### [Instruction]
Locate each line in the material below that contains the string "card", and copy those lines out.
--- Entries provided ---
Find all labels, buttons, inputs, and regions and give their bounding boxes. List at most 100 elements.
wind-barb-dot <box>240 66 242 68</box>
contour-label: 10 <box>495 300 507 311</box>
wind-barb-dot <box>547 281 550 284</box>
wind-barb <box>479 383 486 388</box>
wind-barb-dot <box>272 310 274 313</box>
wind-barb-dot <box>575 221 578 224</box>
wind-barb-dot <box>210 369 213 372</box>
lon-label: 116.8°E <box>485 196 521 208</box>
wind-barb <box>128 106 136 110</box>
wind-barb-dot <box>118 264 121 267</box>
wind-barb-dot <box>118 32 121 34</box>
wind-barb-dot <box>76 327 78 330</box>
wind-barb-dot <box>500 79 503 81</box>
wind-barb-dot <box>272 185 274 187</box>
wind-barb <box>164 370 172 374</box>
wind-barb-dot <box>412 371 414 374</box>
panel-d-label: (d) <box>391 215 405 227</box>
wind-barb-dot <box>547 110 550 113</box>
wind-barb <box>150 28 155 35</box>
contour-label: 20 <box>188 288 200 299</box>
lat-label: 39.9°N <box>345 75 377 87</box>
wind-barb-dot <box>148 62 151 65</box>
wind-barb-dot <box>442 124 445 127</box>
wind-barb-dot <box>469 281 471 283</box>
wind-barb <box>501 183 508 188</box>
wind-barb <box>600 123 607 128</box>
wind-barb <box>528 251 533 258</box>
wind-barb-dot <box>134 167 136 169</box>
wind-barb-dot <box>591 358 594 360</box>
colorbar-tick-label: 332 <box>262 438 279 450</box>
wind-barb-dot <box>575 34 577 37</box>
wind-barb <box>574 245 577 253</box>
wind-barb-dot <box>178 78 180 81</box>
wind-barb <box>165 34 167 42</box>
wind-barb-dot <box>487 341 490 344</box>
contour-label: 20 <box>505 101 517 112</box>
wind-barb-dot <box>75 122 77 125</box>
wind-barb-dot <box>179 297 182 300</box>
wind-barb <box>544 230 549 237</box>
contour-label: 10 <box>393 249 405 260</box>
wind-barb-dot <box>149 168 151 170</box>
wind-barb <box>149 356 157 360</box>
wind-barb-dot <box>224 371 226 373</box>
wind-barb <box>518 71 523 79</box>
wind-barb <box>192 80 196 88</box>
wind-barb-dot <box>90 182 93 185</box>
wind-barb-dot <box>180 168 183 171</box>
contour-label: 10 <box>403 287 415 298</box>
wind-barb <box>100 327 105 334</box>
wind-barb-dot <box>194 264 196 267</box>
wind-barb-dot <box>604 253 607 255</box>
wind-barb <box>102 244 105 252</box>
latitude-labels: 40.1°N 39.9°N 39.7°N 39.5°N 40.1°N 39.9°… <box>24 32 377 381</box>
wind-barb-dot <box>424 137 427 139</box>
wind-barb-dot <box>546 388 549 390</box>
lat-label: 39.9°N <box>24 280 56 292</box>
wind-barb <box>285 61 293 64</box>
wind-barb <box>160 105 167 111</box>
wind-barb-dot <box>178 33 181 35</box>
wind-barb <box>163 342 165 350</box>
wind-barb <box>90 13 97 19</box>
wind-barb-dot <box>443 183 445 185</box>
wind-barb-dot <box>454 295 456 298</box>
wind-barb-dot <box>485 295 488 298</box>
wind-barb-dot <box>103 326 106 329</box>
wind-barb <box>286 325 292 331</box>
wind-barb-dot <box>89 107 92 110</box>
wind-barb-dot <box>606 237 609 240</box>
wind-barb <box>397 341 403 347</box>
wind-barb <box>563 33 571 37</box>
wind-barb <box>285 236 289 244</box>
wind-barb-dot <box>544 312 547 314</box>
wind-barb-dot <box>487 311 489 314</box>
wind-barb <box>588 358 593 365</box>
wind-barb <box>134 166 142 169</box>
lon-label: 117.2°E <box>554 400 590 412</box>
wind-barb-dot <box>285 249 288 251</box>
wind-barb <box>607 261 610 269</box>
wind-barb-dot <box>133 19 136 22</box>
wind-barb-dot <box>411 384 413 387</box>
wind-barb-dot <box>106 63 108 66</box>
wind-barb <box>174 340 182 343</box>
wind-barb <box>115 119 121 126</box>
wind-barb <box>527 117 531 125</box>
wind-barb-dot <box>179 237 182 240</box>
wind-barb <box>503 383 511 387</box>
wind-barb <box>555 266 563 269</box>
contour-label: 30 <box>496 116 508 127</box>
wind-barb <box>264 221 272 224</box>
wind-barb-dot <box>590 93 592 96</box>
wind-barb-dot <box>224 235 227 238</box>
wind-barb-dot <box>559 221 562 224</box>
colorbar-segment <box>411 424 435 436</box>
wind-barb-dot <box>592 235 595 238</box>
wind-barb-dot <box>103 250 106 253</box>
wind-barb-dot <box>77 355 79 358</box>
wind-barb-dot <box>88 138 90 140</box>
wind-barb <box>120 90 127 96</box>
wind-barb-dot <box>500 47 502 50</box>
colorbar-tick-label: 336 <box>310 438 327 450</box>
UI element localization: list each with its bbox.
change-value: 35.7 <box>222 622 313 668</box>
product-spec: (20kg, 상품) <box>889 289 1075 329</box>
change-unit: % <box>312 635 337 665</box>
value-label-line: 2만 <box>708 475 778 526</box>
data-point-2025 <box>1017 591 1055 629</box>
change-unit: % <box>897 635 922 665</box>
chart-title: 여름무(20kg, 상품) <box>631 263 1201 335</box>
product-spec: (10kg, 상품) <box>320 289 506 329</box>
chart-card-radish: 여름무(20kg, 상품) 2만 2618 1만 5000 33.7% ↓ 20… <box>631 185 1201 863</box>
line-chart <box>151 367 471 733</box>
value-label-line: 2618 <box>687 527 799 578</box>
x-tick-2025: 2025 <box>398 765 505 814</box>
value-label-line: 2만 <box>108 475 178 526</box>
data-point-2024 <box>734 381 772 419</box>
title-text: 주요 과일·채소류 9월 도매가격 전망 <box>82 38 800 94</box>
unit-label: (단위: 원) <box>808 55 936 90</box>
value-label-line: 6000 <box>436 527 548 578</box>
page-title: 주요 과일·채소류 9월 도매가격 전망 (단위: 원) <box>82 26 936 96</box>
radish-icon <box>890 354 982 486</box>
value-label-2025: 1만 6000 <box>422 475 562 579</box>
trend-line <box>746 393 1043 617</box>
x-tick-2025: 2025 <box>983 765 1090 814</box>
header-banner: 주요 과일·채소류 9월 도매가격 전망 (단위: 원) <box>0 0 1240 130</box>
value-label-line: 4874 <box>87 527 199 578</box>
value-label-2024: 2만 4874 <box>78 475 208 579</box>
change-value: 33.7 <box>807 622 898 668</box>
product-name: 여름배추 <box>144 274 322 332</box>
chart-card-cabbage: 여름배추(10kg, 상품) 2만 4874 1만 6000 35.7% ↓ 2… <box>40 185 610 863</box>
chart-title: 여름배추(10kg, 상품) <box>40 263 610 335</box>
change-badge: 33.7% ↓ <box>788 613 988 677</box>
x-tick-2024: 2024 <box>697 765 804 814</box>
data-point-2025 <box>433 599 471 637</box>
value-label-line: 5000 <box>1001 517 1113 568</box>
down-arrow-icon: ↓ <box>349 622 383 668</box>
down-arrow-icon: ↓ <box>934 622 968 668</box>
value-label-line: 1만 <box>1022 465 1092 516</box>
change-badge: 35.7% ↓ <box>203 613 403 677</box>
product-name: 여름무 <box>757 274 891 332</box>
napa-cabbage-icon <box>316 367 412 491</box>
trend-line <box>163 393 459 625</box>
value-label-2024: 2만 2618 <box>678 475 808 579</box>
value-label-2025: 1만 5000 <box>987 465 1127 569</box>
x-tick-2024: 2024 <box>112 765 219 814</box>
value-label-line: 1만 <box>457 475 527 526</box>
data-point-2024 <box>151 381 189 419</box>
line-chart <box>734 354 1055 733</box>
---
### [Task response]
chart-card-radish: 여름무(20kg, 상품) 2만 2618 1만 5000 33.7% ↓ 20… <box>631 185 1201 863</box>
chart-card-cabbage: 여름배추(10kg, 상품) 2만 4874 1만 6000 35.7% ↓ 2… <box>40 185 610 863</box>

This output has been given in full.